Extract, from the records beneath this instruction, each line that contains the word "Pickup".

### Dataset content
###
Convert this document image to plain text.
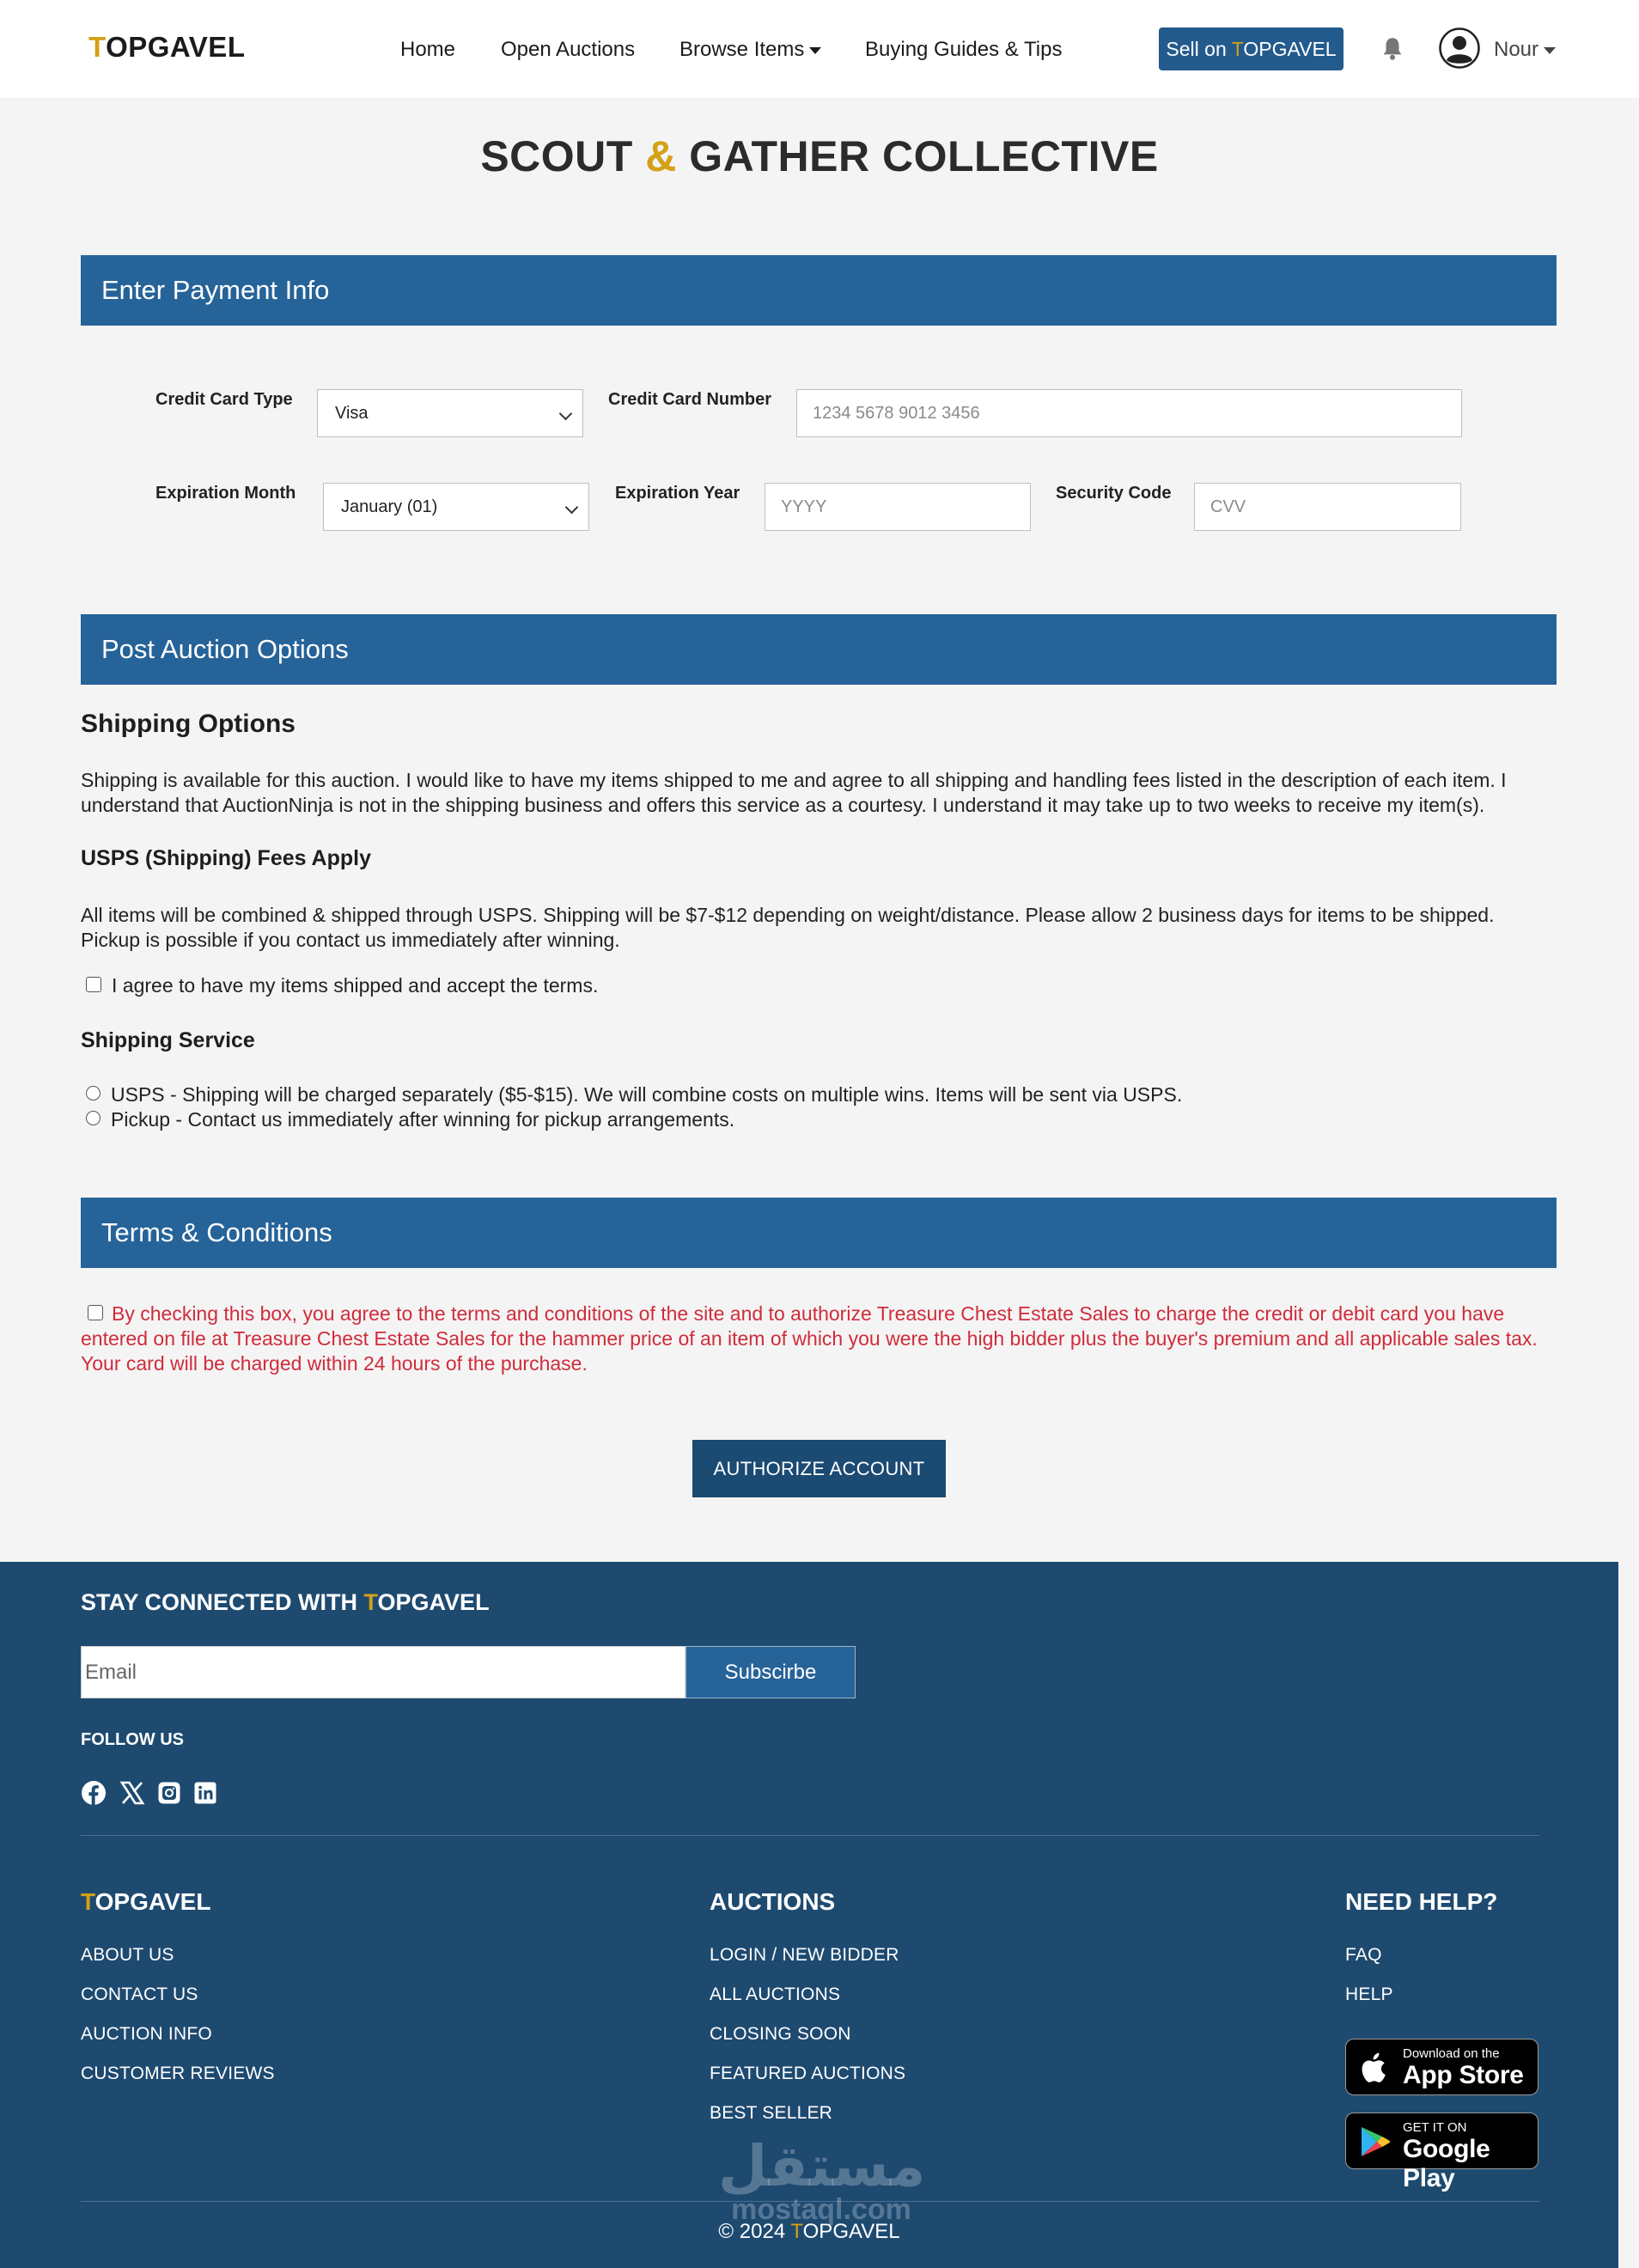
TOPGAVEL	Home Open Auctions Browse Items	Buying Guides & Tips	Sell on TOPGAVEL	Nour
SCOUT & GATHER COLLECTIVE
Enter Payment Info
Credit Card Type
Visa
Credit Card Number
1234 5678 9012 3456
Expiration Month
January (01)
Expiration Year
YYYY
Security Code
CVV
Post Auction Options
Shipping Options
Shipping is available for this auction. I would like to have my items shipped to me and agree to all shipping and handling fees listed in the description of each item. I understand that AuctionNinja is not in the shipping business and offers this service as a courtesy. I understand it may take up to two weeks to receive my item(s).
USPS (Shipping) Fees Apply
All items will be combined & shipped through USPS. Shipping will be $7-$12 depending on weight/distance. Please allow 2 business days for items to be shipped. Pickup is possible if you contact us immediately after winning.
I agree to have my items shipped and accept the terms.
Shipping Service
USPS - Shipping will be charged separately ($5-$15). We will combine costs on multiple wins. Items will be sent via USPS.
Pickup - Contact us immediately after winning for pickup arrangements.
Terms & Conditions
By checking this box, you agree to the terms and conditions of the site and to authorize Treasure Chest Estate Sales to charge the credit or debit card you have entered on file at Treasure Chest Estate Sales for the hammer price of an item of which you were the high bidder plus the buyer's premium and all applicable sales tax. Your card will be charged within 24 hours of the purchase.
AUTHORIZE ACCOUNT
STAY CONNECTED WITH TOPGAVEL
Email	Subscirbe
FOLLOW US
TOPGAVEL
ABOUT US
CONTACT US
AUCTION INFO
CUSTOMER REVIEWS
AUCTIONS
LOGIN / NEW BIDDER
ALL AUCTIONS
CLOSING SOON
FEATURED AUCTIONS
BEST SELLER
NEED HELP?
FAQ
HELP
Download on the
App Store
GET IT ON
Google Play
مستقل
mostaql.com
© 2024 TOPGAVEL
###
### Task result
All items will be combined & shipped through USPS. Shipping will be $7-$12 depending on weight/distance. Please allow 2 business days for items to be shipped. Pickup is possible if you contact us immediately after winning.
Pickup - Contact us immediately after winning for pickup arrangements.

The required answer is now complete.